Stated problem - Below is some material; set it all down exactly, apart from the pictures.

──────

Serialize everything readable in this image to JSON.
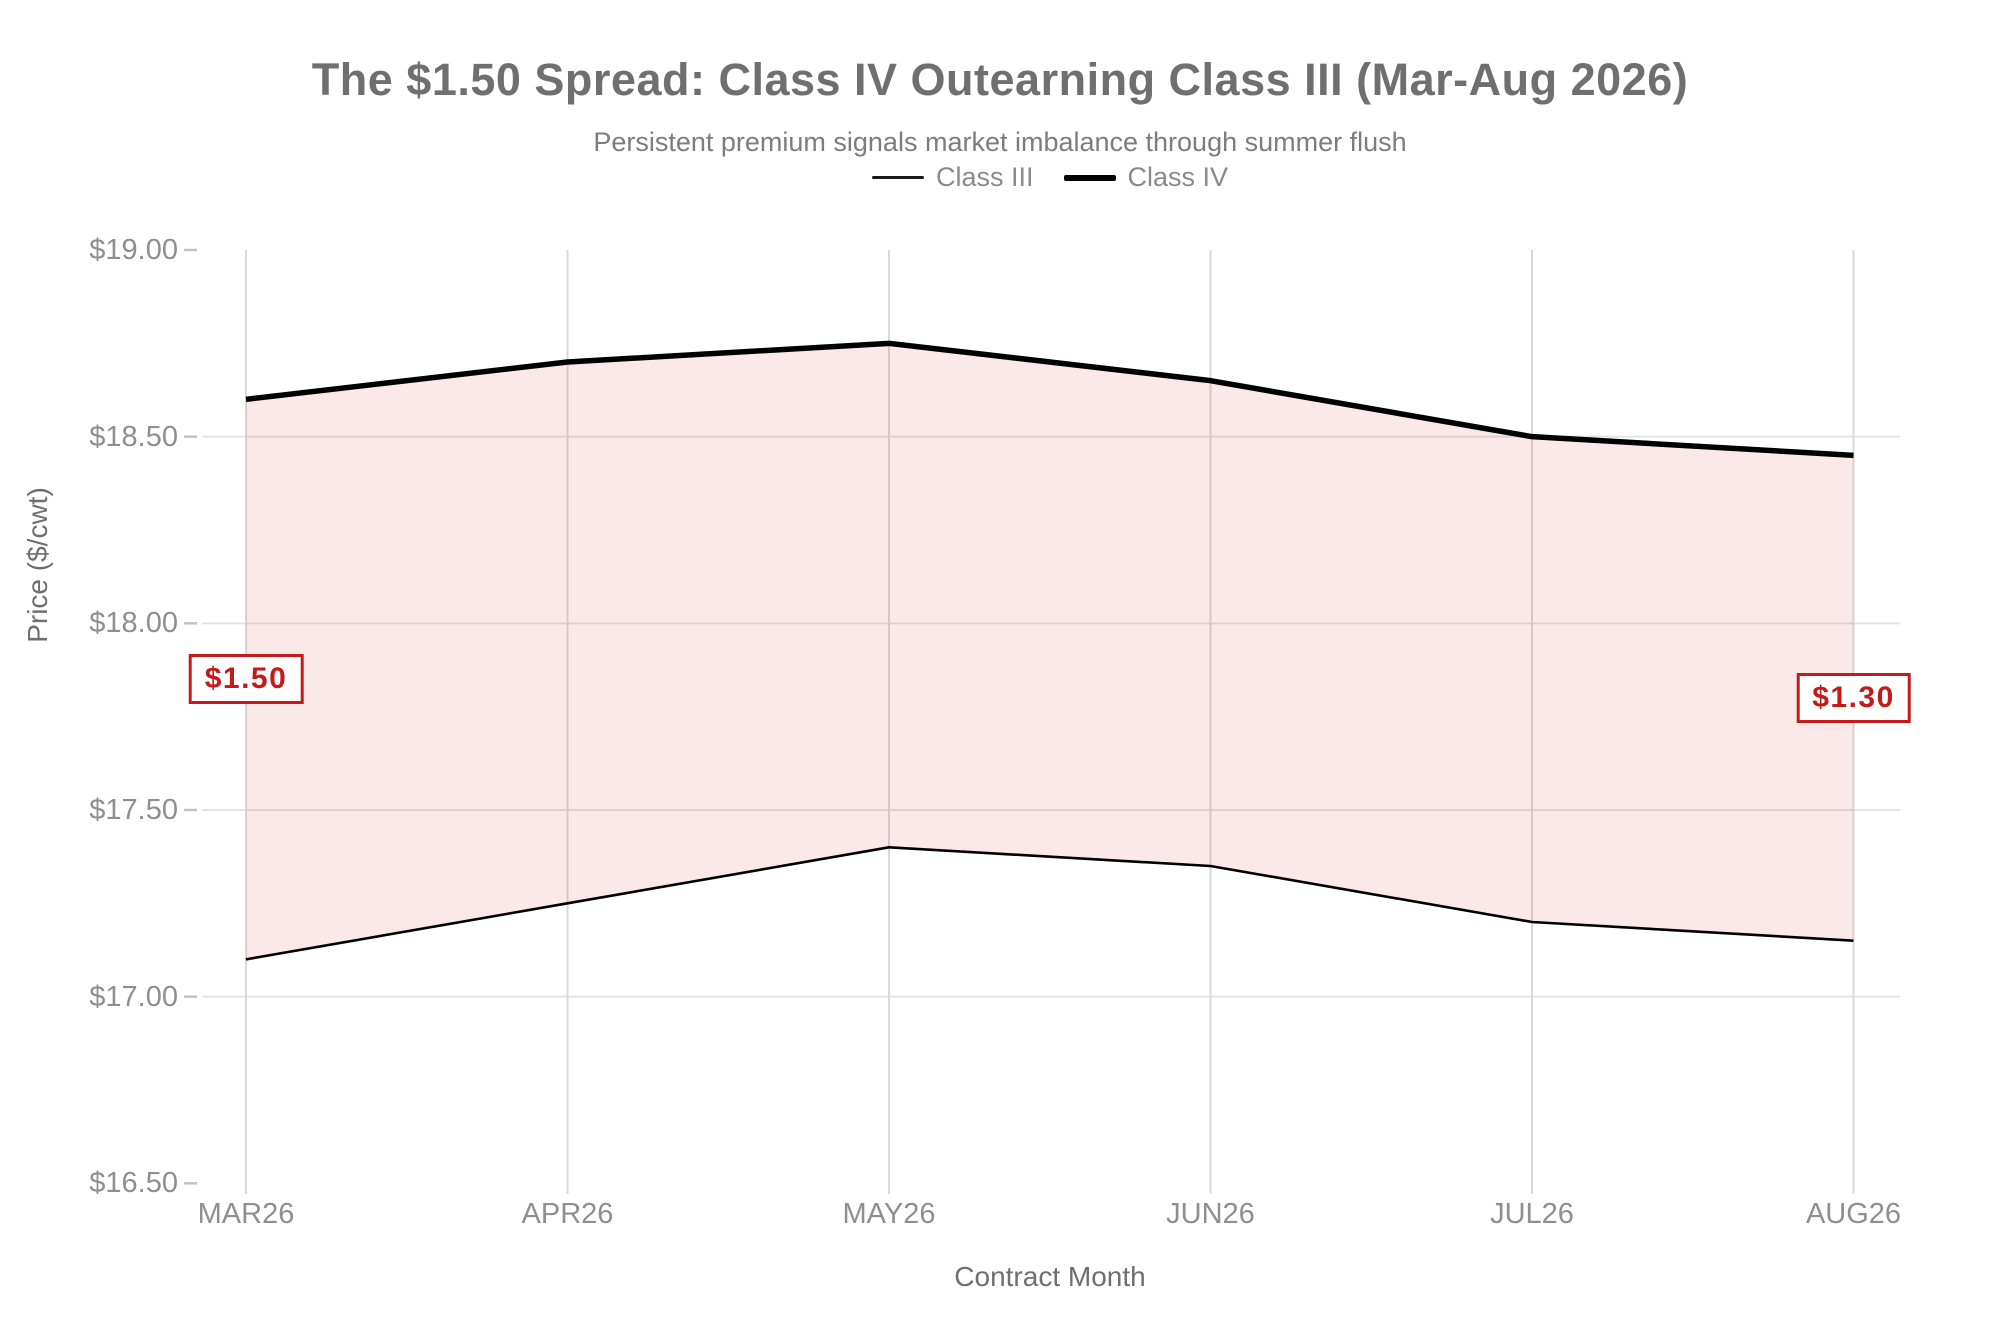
{
  "title": "The $1.50 Spread: Class IV Outearning Class III (Mar-Aug 2026)",
  "subtitle": "Persistent premium signals market imbalance through summer flush",
  "legend": {
    "items": [
      {
        "label": "Class III",
        "swatch": "thin-line"
      },
      {
        "label": "Class IV",
        "swatch": "thick-line"
      }
    ]
  },
  "axes": {
    "x": {
      "title": "Contract Month"
    },
    "y": {
      "title": "Price ($/cwt)",
      "ticks": [
        "$19.00",
        "$18.50",
        "$18.00",
        "$17.50",
        "$17.00",
        "$16.50"
      ]
    }
  },
  "colors": {
    "accent_red": "#c41a1a",
    "band_fill": "rgba(220,38,38,0.10)",
    "class_iii_line": "#000000",
    "class_iv_line": "#000000",
    "grid_horizontal": "#e4e4e4",
    "grid_vertical": "#d9d9d9",
    "tick_dash": "#c2c2c2",
    "text_muted": "#8f8f8f",
    "text_title": "#6f6f6f"
  },
  "chart_data": {
    "type": "area",
    "categories": [
      "MAR26",
      "APR26",
      "MAY26",
      "JUN26",
      "JUL26",
      "AUG26"
    ],
    "series": [
      {
        "name": "Class III",
        "values": [
          17.1,
          17.25,
          17.4,
          17.35,
          17.2,
          17.15
        ]
      },
      {
        "name": "Class IV",
        "values": [
          18.6,
          18.7,
          18.75,
          18.65,
          18.5,
          18.45
        ]
      }
    ],
    "band_fill_between": [
      "Class III",
      "Class IV"
    ],
    "title": "The $1.50 Spread: Class IV Outearning Class III (Mar-Aug 2026)",
    "subtitle": "Persistent premium signals market imbalance through summer flush",
    "xlabel": "Contract Month",
    "ylabel": "Price ($/cwt)",
    "ylim": [
      16.5,
      19.0
    ],
    "ytick_step": 0.5,
    "grid": "horizontal-and-vertical",
    "legend_position": "top-center",
    "annotations": [
      {
        "text": "$1.50",
        "x": "MAR26",
        "y": 17.85
      },
      {
        "text": "$1.30",
        "x": "AUG26",
        "y": 17.8
      }
    ]
  }
}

──────

Final answer -
Serialize everything readable in this image to JSON.
{
  "title": "The $1.50 Spread: Class IV Outearning Class III (Mar-Aug 2026)",
  "subtitle": "Persistent premium signals market imbalance through summer flush",
  "legend": {
    "items": [
      {
        "label": "Class III",
        "swatch": "thin-line"
      },
      {
        "label": "Class IV",
        "swatch": "thick-line"
      }
    ]
  },
  "axes": {
    "x": {
      "title": "Contract Month"
    },
    "y": {
      "title": "Price ($/cwt)",
      "ticks": [
        "$19.00",
        "$18.50",
        "$18.00",
        "$17.50",
        "$17.00",
        "$16.50"
      ]
    }
  },
  "colors": {
    "accent_red": "#c41a1a",
    "band_fill": "rgba(220,38,38,0.10)",
    "class_iii_line": "#000000",
    "class_iv_line": "#000000",
    "grid_horizontal": "#e4e4e4",
    "grid_vertical": "#d9d9d9",
    "tick_dash": "#c2c2c2",
    "text_muted": "#8f8f8f",
    "text_title": "#6f6f6f"
  },
  "chart_data": {
    "type": "area",
    "categories": [
      "MAR26",
      "APR26",
      "MAY26",
      "JUN26",
      "JUL26",
      "AUG26"
    ],
    "series": [
      {
        "name": "Class III",
        "values": [
          17.1,
          17.25,
          17.4,
          17.35,
          17.2,
          17.15
        ]
      },
      {
        "name": "Class IV",
        "values": [
          18.6,
          18.7,
          18.75,
          18.65,
          18.5,
          18.45
        ]
      }
    ],
    "band_fill_between": [
      "Class III",
      "Class IV"
    ],
    "title": "The $1.50 Spread: Class IV Outearning Class III (Mar-Aug 2026)",
    "subtitle": "Persistent premium signals market imbalance through summer flush",
    "xlabel": "Contract Month",
    "ylabel": "Price ($/cwt)",
    "ylim": [
      16.5,
      19.0
    ],
    "ytick_step": 0.5,
    "grid": "horizontal-and-vertical",
    "legend_position": "top-center",
    "annotations": [
      {
        "text": "$1.50",
        "x": "MAR26",
        "y": 17.85
      },
      {
        "text": "$1.30",
        "x": "AUG26",
        "y": 17.8
      }
    ]
  }
}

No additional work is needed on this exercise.